Collected data entries
** BEGIN **
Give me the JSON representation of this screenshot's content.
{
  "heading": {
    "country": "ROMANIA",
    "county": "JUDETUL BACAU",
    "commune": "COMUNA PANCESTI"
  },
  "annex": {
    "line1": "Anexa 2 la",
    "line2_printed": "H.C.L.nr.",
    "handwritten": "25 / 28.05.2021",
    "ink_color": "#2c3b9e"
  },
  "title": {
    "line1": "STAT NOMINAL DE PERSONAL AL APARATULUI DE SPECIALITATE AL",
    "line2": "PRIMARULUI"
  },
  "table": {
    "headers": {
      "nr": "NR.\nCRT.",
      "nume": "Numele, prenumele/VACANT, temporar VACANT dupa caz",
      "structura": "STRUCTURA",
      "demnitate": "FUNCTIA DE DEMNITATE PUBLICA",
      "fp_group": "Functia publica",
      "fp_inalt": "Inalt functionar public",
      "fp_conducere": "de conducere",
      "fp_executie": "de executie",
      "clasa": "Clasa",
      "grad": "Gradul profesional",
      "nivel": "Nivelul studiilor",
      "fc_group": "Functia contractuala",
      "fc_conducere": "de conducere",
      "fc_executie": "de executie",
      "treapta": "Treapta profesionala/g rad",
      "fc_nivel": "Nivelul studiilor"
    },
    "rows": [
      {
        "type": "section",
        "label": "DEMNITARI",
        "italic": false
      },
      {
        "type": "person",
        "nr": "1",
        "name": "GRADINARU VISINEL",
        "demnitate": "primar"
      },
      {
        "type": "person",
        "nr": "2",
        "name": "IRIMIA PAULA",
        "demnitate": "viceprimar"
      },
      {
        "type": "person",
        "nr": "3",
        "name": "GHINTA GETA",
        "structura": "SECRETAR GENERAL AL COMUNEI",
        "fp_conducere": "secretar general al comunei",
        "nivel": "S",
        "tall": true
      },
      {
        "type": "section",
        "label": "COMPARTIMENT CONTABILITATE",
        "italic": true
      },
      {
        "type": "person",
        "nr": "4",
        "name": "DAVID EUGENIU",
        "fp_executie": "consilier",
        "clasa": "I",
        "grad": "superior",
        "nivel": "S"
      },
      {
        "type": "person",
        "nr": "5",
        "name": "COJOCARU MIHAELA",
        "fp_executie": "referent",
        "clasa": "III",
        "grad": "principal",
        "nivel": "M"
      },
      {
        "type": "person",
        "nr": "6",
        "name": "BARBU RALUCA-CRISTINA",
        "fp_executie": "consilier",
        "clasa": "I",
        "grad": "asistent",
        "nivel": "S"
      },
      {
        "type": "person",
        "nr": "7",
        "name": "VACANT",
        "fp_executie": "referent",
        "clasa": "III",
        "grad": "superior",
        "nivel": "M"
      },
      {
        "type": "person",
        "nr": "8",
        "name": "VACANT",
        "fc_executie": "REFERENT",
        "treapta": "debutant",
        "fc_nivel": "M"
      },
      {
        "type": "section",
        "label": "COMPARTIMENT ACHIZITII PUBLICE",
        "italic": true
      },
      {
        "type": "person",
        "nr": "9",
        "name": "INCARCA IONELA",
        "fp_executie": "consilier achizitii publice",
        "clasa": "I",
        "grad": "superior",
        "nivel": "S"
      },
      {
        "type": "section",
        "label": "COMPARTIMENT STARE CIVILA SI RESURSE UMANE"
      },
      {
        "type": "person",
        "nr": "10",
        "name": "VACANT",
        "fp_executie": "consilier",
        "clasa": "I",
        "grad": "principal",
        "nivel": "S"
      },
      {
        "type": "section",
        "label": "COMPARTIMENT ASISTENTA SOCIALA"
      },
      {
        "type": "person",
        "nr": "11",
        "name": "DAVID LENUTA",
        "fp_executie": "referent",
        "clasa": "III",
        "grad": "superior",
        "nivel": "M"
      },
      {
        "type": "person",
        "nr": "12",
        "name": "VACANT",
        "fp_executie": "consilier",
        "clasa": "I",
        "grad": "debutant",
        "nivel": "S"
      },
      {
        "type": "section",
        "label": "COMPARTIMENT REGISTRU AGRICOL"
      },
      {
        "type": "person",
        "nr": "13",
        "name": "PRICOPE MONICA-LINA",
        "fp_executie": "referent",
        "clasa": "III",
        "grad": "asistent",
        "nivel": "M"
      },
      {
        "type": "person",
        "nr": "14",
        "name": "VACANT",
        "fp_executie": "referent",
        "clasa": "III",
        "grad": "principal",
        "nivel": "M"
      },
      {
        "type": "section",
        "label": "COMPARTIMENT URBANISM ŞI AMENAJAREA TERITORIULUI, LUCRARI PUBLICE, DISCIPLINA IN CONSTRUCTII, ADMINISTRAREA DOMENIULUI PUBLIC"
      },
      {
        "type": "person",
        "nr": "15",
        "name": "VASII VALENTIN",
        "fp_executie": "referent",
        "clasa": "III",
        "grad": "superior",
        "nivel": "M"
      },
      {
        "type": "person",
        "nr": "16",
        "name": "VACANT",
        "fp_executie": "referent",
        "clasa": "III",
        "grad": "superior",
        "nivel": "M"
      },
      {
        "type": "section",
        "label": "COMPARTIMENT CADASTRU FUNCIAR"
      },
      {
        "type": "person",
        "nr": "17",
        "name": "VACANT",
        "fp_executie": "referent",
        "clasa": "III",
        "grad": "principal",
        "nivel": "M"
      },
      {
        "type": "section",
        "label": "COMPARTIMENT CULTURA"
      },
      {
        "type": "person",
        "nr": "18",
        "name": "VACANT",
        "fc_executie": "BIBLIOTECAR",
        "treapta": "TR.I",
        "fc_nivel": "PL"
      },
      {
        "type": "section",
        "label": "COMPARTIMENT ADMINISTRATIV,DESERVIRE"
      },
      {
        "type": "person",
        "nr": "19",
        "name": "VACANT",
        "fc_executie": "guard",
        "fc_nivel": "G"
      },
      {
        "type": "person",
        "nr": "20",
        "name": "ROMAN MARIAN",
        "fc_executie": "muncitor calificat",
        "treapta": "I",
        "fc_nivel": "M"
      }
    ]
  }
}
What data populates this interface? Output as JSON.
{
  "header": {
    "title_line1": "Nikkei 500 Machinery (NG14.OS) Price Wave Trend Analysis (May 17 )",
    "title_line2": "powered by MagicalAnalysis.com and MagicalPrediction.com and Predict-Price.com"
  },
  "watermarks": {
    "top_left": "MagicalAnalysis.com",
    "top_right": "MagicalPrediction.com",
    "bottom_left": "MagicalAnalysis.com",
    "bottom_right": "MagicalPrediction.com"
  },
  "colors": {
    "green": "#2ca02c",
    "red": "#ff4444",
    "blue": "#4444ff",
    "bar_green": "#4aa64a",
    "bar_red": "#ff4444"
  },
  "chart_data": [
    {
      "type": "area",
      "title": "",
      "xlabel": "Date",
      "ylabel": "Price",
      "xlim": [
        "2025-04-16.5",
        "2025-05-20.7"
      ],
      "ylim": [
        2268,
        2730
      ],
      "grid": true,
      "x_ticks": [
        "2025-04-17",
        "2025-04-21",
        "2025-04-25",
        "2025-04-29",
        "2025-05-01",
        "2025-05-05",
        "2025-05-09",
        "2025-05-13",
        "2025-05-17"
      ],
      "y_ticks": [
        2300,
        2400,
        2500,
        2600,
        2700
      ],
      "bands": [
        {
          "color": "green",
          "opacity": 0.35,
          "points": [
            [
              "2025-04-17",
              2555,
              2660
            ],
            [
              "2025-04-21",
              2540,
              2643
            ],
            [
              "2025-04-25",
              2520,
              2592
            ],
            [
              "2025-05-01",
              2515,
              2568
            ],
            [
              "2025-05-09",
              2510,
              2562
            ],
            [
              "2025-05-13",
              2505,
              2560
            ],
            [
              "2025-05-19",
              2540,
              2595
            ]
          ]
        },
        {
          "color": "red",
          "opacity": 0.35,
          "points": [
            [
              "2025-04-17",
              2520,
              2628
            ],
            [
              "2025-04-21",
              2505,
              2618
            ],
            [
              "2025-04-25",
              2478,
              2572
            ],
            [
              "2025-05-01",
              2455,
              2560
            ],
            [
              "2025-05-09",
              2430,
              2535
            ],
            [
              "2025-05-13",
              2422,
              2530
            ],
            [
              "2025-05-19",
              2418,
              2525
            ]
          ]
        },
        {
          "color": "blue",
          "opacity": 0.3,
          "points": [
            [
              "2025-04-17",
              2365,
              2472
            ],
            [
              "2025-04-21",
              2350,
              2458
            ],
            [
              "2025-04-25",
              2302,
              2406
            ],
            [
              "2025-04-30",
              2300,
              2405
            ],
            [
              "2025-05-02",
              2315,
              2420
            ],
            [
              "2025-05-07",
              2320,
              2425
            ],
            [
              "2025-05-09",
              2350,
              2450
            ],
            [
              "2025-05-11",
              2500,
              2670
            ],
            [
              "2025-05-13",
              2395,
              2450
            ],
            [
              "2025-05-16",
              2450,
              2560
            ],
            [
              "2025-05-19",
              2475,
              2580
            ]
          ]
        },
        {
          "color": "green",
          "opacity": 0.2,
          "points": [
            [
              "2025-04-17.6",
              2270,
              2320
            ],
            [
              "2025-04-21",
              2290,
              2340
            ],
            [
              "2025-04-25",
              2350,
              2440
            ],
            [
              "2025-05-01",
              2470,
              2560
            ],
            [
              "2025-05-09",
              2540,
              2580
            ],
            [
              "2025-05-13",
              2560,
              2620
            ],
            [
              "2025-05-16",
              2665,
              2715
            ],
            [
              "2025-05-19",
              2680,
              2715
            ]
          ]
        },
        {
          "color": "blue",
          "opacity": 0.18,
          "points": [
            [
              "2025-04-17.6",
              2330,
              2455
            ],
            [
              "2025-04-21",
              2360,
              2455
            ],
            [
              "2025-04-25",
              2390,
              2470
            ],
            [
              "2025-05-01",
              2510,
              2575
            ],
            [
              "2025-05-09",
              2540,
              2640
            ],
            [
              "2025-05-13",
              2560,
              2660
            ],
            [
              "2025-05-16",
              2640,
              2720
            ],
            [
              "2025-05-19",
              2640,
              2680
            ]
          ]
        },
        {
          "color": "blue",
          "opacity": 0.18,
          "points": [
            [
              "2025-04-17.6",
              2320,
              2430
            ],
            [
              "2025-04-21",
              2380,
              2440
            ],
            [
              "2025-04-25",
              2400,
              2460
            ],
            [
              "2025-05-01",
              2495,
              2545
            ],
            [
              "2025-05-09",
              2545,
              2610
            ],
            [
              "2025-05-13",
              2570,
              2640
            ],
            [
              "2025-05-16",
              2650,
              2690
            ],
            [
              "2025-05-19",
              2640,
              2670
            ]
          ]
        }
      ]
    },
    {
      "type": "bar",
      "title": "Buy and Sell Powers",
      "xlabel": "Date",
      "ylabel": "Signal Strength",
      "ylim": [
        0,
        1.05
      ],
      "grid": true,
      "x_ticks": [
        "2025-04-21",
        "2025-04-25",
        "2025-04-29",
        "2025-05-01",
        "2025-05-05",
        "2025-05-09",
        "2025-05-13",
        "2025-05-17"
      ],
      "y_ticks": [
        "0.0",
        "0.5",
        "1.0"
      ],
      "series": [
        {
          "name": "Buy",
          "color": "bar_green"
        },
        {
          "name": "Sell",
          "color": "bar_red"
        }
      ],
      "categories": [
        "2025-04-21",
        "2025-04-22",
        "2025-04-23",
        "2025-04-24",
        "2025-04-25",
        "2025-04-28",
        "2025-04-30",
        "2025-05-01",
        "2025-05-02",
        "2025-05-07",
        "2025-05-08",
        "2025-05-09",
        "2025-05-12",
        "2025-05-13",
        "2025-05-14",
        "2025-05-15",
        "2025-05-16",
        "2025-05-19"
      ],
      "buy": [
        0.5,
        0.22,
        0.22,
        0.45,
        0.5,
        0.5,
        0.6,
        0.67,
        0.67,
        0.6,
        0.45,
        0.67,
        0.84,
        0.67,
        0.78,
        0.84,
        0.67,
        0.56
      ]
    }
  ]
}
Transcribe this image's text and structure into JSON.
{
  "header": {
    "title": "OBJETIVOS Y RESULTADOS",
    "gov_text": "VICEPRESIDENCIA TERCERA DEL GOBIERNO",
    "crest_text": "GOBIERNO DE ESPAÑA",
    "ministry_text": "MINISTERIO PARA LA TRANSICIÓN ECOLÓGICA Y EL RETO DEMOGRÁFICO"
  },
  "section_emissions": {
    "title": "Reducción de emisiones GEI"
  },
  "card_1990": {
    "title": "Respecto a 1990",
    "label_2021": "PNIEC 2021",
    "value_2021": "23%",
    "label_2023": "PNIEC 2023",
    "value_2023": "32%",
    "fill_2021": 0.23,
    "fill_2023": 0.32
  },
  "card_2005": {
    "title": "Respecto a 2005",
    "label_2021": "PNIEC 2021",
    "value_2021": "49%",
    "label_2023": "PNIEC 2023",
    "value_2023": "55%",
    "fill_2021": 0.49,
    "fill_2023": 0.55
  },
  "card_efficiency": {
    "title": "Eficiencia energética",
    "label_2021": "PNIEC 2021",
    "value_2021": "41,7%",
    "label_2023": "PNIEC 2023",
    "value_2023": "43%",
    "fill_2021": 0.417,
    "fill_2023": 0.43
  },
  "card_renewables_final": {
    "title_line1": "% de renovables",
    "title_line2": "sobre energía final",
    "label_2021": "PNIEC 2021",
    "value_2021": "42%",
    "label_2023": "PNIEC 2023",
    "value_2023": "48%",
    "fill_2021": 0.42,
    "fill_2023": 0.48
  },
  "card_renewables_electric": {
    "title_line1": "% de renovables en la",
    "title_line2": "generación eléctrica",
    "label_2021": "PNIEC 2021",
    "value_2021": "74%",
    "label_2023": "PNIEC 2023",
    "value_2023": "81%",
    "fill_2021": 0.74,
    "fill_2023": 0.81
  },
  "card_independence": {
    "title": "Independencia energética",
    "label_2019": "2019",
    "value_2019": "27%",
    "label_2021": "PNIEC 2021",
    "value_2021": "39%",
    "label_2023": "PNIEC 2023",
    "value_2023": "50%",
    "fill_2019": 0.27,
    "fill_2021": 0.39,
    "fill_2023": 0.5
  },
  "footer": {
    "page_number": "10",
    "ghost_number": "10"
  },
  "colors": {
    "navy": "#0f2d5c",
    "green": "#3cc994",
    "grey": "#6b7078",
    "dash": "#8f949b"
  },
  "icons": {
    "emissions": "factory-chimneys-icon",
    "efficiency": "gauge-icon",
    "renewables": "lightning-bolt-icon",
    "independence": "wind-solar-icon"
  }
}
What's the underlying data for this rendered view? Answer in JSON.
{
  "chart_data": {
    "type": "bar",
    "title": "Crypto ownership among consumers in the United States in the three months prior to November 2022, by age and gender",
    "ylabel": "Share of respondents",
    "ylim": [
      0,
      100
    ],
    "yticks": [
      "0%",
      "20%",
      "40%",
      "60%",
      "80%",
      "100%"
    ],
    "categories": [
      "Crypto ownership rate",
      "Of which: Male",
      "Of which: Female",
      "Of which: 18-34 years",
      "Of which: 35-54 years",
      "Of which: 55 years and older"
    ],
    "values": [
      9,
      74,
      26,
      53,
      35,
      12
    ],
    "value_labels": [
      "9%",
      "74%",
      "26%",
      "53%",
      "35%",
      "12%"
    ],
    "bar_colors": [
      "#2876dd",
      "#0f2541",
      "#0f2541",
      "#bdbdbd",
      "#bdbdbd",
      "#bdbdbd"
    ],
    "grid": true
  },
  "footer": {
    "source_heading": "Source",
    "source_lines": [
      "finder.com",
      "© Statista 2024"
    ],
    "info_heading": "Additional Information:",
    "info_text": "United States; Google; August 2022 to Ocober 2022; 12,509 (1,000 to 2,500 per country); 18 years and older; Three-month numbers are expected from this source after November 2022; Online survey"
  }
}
** END **
To be done
Look through the data above. Find each line with the string "What" and copy it.

Answer to this exercise
What data populates this interface? Output as JSON.
What's the underlying data for this rendered view? Answer in JSON.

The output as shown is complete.